| Given data |
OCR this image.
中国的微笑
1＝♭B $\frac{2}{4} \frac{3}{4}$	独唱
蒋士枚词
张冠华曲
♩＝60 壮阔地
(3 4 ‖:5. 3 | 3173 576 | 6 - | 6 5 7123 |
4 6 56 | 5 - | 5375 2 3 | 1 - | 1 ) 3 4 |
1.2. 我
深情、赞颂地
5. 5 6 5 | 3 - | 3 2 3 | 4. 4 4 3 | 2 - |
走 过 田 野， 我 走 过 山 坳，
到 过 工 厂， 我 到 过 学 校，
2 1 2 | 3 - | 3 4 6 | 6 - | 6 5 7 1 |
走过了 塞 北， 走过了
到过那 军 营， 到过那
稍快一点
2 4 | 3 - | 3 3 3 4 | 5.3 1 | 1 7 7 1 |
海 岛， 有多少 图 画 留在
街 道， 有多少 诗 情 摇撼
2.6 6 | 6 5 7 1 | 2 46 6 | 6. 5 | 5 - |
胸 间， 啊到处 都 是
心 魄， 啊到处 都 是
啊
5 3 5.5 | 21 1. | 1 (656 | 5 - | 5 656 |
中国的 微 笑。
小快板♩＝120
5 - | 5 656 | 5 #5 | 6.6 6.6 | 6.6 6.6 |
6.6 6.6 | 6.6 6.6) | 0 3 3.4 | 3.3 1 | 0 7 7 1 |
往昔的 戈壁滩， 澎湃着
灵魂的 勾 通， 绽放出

| Prompt |
Repeat every line of the records above exactly.

| Result |
OCR this image.
中国的微笑
1＝♭B $\frac{2}{4} \frac{3}{4}$	独唱
蒋士枚词
张冠华曲
♩＝60 壮阔地
(3 4 ‖:5. 3 | 3173 576 | 6 - | 6 5 7123 |
4 6 56 | 5 - | 5375 2 3 | 1 - | 1 ) 3 4 |
1.2. 我
深情、赞颂地
5. 5 6 5 | 3 - | 3 2 3 | 4. 4 4 3 | 2 - |
走 过 田 野， 我 走 过 山 坳，
到 过 工 厂， 我 到 过 学 校，
2 1 2 | 3 - | 3 4 6 | 6 - | 6 5 7 1 |
走过了 塞 北， 走过了
到过那 军 营， 到过那
稍快一点
2 4 | 3 - | 3 3 3 4 | 5.3 1 | 1 7 7 1 |
海 岛， 有多少 图 画 留在
街 道， 有多少 诗 情 摇撼
2.6 6 | 6 5 7 1 | 2 46 6 | 6. 5 | 5 - |
胸 间， 啊到处 都 是
心 魄， 啊到处 都 是
啊
5 3 5.5 | 21 1. | 1 (656 | 5 - | 5 656 |
中国的 微 笑。
小快板♩＝120
5 - | 5 656 | 5 #5 | 6.6 6.6 | 6.6 6.6 |
6.6 6.6 | 6.6 6.6) | 0 3 3.4 | 3.3 1 | 0 7 7 1 |
往昔的 戈壁滩， 澎湃着
灵魂的 勾 通， 绽放出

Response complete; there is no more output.